Work to be completed:
An exact reproduction of the records is required, with all images left out.

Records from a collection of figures

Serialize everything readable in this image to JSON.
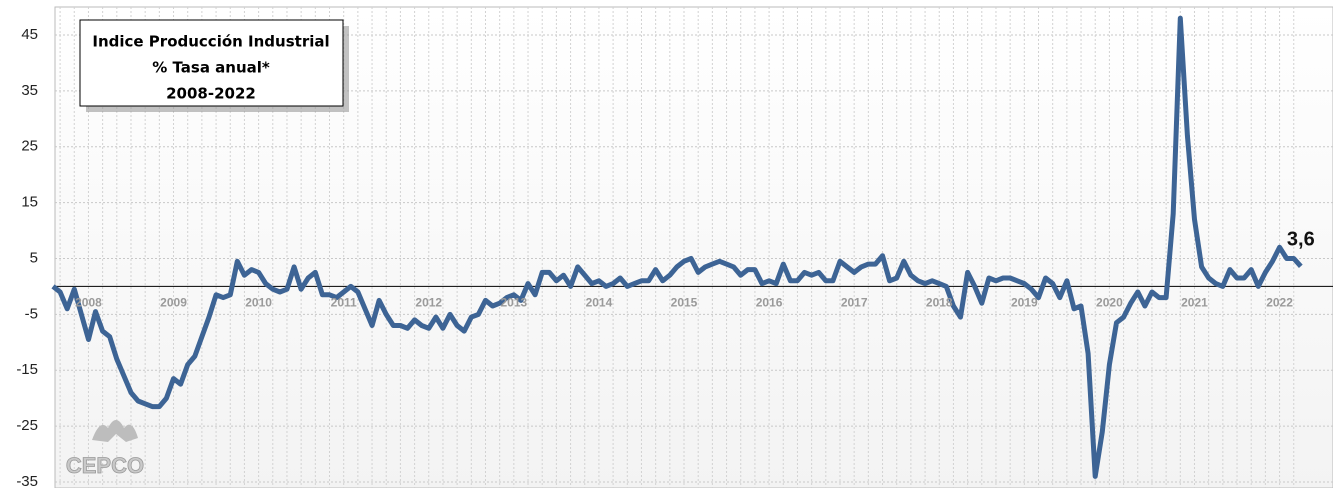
{
  "chart_data": {
    "type": "line",
    "title": [
      "Indice Producción Industrial",
      "% Tasa anual*",
      "2008-2022"
    ],
    "logo": "CEPCO",
    "categories": [
      null,
      null,
      null,
      null,
      null,
      "2008",
      null,
      null,
      null,
      null,
      null,
      null,
      null,
      null,
      null,
      null,
      null,
      "2009",
      null,
      null,
      null,
      null,
      null,
      null,
      null,
      null,
      null,
      null,
      null,
      "2010",
      null,
      null,
      null,
      null,
      null,
      null,
      null,
      null,
      null,
      null,
      null,
      "2011",
      null,
      null,
      null,
      null,
      null,
      null,
      null,
      null,
      null,
      null,
      null,
      "2012",
      null,
      null,
      null,
      null,
      null,
      null,
      null,
      null,
      null,
      null,
      null,
      "2013",
      null,
      null,
      null,
      null,
      null,
      null,
      null,
      null,
      null,
      null,
      null,
      "2014",
      null,
      null,
      null,
      null,
      null,
      null,
      null,
      null,
      null,
      null,
      null,
      "2015",
      null,
      null,
      null,
      null,
      null,
      null,
      null,
      null,
      null,
      null,
      null,
      "2016",
      null,
      null,
      null,
      null,
      null,
      null,
      null,
      null,
      null,
      null,
      null,
      "2017",
      null,
      null,
      null,
      null,
      null,
      null,
      null,
      null,
      null,
      null,
      null,
      "2018",
      null,
      null,
      null,
      null,
      null,
      null,
      null,
      null,
      null,
      null,
      null,
      "2019",
      null,
      null,
      null,
      null,
      null,
      null,
      null,
      null,
      null,
      null,
      null,
      "2020",
      null,
      null,
      null,
      null,
      null,
      null,
      null,
      null,
      null,
      null,
      null,
      "2021",
      null,
      null,
      null,
      null,
      null,
      null,
      null,
      null,
      null,
      null,
      null,
      "2022",
      null,
      null,
      null
    ],
    "series": [
      {
        "color": "#3d6495",
        "values": [
          0,
          -1,
          -4,
          -0.5,
          -5,
          -9.5,
          -4.5,
          -8,
          -9,
          -13,
          -16,
          -19,
          -20.5,
          -21,
          -21.5,
          -21.5,
          -20,
          -16.5,
          -17.5,
          -14,
          -12.5,
          -9,
          -5.5,
          -1.5,
          -2,
          -1.5,
          4.5,
          2,
          3,
          2.5,
          0.5,
          -0.5,
          -1,
          -0.5,
          3.5,
          -0.5,
          1.5,
          2.5,
          -1.5,
          -1.5,
          -2,
          -1,
          0,
          -1,
          -4,
          -7,
          -2.5,
          -5,
          -7,
          -7,
          -7.5,
          -6,
          -7,
          -7.5,
          -5.5,
          -7.5,
          -5,
          -7,
          -8,
          -5.5,
          -5,
          -2.5,
          -3.5,
          -3,
          -2,
          -1.5,
          -2.5,
          0.5,
          -1.5,
          2.5,
          2.5,
          1,
          2,
          0,
          3.5,
          2,
          0.5,
          1,
          0,
          0.5,
          1.5,
          0,
          0.5,
          1,
          1,
          3,
          1,
          2,
          3.5,
          4.5,
          5,
          2.5,
          3.5,
          4,
          4.5,
          4,
          3.5,
          2,
          3,
          3,
          0.5,
          1,
          0.5,
          4,
          1,
          1,
          2.5,
          2,
          2.5,
          1,
          1,
          4.5,
          3.5,
          2.5,
          3.5,
          4,
          4,
          5.5,
          1,
          1.5,
          4.5,
          2,
          1,
          0.5,
          1,
          0.5,
          0,
          -3.5,
          -5.5,
          2.5,
          0,
          -3,
          1.5,
          1,
          1.5,
          1.5,
          1,
          0.5,
          -0.5,
          -2,
          1.5,
          0.5,
          -2,
          1,
          -4,
          -3.5,
          -12,
          -34,
          -26,
          -14,
          -6.5,
          -5.5,
          -3,
          -1,
          -3.5,
          -1,
          -2,
          -2,
          13,
          48,
          27,
          12,
          3.5,
          1.5,
          0.5,
          0,
          3,
          1.5,
          1.5,
          3,
          0,
          2.5,
          4.5,
          7,
          5,
          5,
          3.6
        ],
        "value_labels": [
          null,
          null,
          null,
          null,
          null,
          null,
          null,
          null,
          null,
          null,
          null,
          null,
          null,
          null,
          null,
          null,
          null,
          null,
          null,
          null,
          null,
          null,
          null,
          null,
          null,
          null,
          null,
          null,
          null,
          null,
          null,
          null,
          null,
          null,
          null,
          null,
          null,
          null,
          null,
          null,
          null,
          null,
          null,
          null,
          null,
          null,
          null,
          null,
          null,
          null,
          null,
          null,
          null,
          null,
          null,
          null,
          null,
          null,
          null,
          null,
          null,
          null,
          null,
          null,
          null,
          null,
          null,
          null,
          null,
          null,
          null,
          null,
          null,
          null,
          null,
          null,
          null,
          null,
          null,
          null,
          null,
          null,
          null,
          null,
          null,
          null,
          null,
          null,
          null,
          null,
          null,
          null,
          null,
          null,
          null,
          null,
          null,
          null,
          null,
          null,
          null,
          null,
          null,
          null,
          null,
          null,
          null,
          null,
          null,
          null,
          null,
          null,
          null,
          null,
          null,
          null,
          null,
          null,
          null,
          null,
          null,
          null,
          null,
          null,
          null,
          null,
          null,
          null,
          null,
          null,
          null,
          null,
          null,
          null,
          null,
          null,
          null,
          null,
          null,
          null,
          null,
          null,
          null,
          null,
          null,
          null,
          null,
          null,
          null,
          null,
          null,
          null,
          null,
          null,
          null,
          null,
          null,
          null,
          null,
          null,
          null,
          null,
          null,
          null,
          null,
          null,
          null,
          null,
          null,
          null,
          null,
          null,
          null,
          null,
          null,
          null,
          "3,6"
        ]
      }
    ],
    "ylim": [
      -35,
      50
    ],
    "yticks": [
      -35,
      -25,
      -15,
      -5,
      5,
      15,
      25,
      35,
      45
    ],
    "grid": true
  }
}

Output for this task:
Serialize everything readable in this image to JSON.
{
  "chart_data": {
    "type": "line",
    "title": [
      "Indice Producción Industrial",
      "% Tasa anual*",
      "2008-2022"
    ],
    "logo": "CEPCO",
    "categories": [
      null,
      null,
      null,
      null,
      null,
      "2008",
      null,
      null,
      null,
      null,
      null,
      null,
      null,
      null,
      null,
      null,
      null,
      "2009",
      null,
      null,
      null,
      null,
      null,
      null,
      null,
      null,
      null,
      null,
      null,
      "2010",
      null,
      null,
      null,
      null,
      null,
      null,
      null,
      null,
      null,
      null,
      null,
      "2011",
      null,
      null,
      null,
      null,
      null,
      null,
      null,
      null,
      null,
      null,
      null,
      "2012",
      null,
      null,
      null,
      null,
      null,
      null,
      null,
      null,
      null,
      null,
      null,
      "2013",
      null,
      null,
      null,
      null,
      null,
      null,
      null,
      null,
      null,
      null,
      null,
      "2014",
      null,
      null,
      null,
      null,
      null,
      null,
      null,
      null,
      null,
      null,
      null,
      "2015",
      null,
      null,
      null,
      null,
      null,
      null,
      null,
      null,
      null,
      null,
      null,
      "2016",
      null,
      null,
      null,
      null,
      null,
      null,
      null,
      null,
      null,
      null,
      null,
      "2017",
      null,
      null,
      null,
      null,
      null,
      null,
      null,
      null,
      null,
      null,
      null,
      "2018",
      null,
      null,
      null,
      null,
      null,
      null,
      null,
      null,
      null,
      null,
      null,
      "2019",
      null,
      null,
      null,
      null,
      null,
      null,
      null,
      null,
      null,
      null,
      null,
      "2020",
      null,
      null,
      null,
      null,
      null,
      null,
      null,
      null,
      null,
      null,
      null,
      "2021",
      null,
      null,
      null,
      null,
      null,
      null,
      null,
      null,
      null,
      null,
      null,
      "2022",
      null,
      null,
      null
    ],
    "series": [
      {
        "color": "#3d6495",
        "values": [
          0,
          -1,
          -4,
          -0.5,
          -5,
          -9.5,
          -4.5,
          -8,
          -9,
          -13,
          -16,
          -19,
          -20.5,
          -21,
          -21.5,
          -21.5,
          -20,
          -16.5,
          -17.5,
          -14,
          -12.5,
          -9,
          -5.5,
          -1.5,
          -2,
          -1.5,
          4.5,
          2,
          3,
          2.5,
          0.5,
          -0.5,
          -1,
          -0.5,
          3.5,
          -0.5,
          1.5,
          2.5,
          -1.5,
          -1.5,
          -2,
          -1,
          0,
          -1,
          -4,
          -7,
          -2.5,
          -5,
          -7,
          -7,
          -7.5,
          -6,
          -7,
          -7.5,
          -5.5,
          -7.5,
          -5,
          -7,
          -8,
          -5.5,
          -5,
          -2.5,
          -3.5,
          -3,
          -2,
          -1.5,
          -2.5,
          0.5,
          -1.5,
          2.5,
          2.5,
          1,
          2,
          0,
          3.5,
          2,
          0.5,
          1,
          0,
          0.5,
          1.5,
          0,
          0.5,
          1,
          1,
          3,
          1,
          2,
          3.5,
          4.5,
          5,
          2.5,
          3.5,
          4,
          4.5,
          4,
          3.5,
          2,
          3,
          3,
          0.5,
          1,
          0.5,
          4,
          1,
          1,
          2.5,
          2,
          2.5,
          1,
          1,
          4.5,
          3.5,
          2.5,
          3.5,
          4,
          4,
          5.5,
          1,
          1.5,
          4.5,
          2,
          1,
          0.5,
          1,
          0.5,
          0,
          -3.5,
          -5.5,
          2.5,
          0,
          -3,
          1.5,
          1,
          1.5,
          1.5,
          1,
          0.5,
          -0.5,
          -2,
          1.5,
          0.5,
          -2,
          1,
          -4,
          -3.5,
          -12,
          -34,
          -26,
          -14,
          -6.5,
          -5.5,
          -3,
          -1,
          -3.5,
          -1,
          -2,
          -2,
          13,
          48,
          27,
          12,
          3.5,
          1.5,
          0.5,
          0,
          3,
          1.5,
          1.5,
          3,
          0,
          2.5,
          4.5,
          7,
          5,
          5,
          3.6
        ],
        "value_labels": [
          null,
          null,
          null,
          null,
          null,
          null,
          null,
          null,
          null,
          null,
          null,
          null,
          null,
          null,
          null,
          null,
          null,
          null,
          null,
          null,
          null,
          null,
          null,
          null,
          null,
          null,
          null,
          null,
          null,
          null,
          null,
          null,
          null,
          null,
          null,
          null,
          null,
          null,
          null,
          null,
          null,
          null,
          null,
          null,
          null,
          null,
          null,
          null,
          null,
          null,
          null,
          null,
          null,
          null,
          null,
          null,
          null,
          null,
          null,
          null,
          null,
          null,
          null,
          null,
          null,
          null,
          null,
          null,
          null,
          null,
          null,
          null,
          null,
          null,
          null,
          null,
          null,
          null,
          null,
          null,
          null,
          null,
          null,
          null,
          null,
          null,
          null,
          null,
          null,
          null,
          null,
          null,
          null,
          null,
          null,
          null,
          null,
          null,
          null,
          null,
          null,
          null,
          null,
          null,
          null,
          null,
          null,
          null,
          null,
          null,
          null,
          null,
          null,
          null,
          null,
          null,
          null,
          null,
          null,
          null,
          null,
          null,
          null,
          null,
          null,
          null,
          null,
          null,
          null,
          null,
          null,
          null,
          null,
          null,
          null,
          null,
          null,
          null,
          null,
          null,
          null,
          null,
          null,
          null,
          null,
          null,
          null,
          null,
          null,
          null,
          null,
          null,
          null,
          null,
          null,
          null,
          null,
          null,
          null,
          null,
          null,
          null,
          null,
          null,
          null,
          null,
          null,
          null,
          null,
          null,
          null,
          null,
          null,
          null,
          null,
          null,
          "3,6"
        ]
      }
    ],
    "ylim": [
      -35,
      50
    ],
    "yticks": [
      -35,
      -25,
      -15,
      -5,
      5,
      15,
      25,
      35,
      45
    ],
    "grid": true
  }
}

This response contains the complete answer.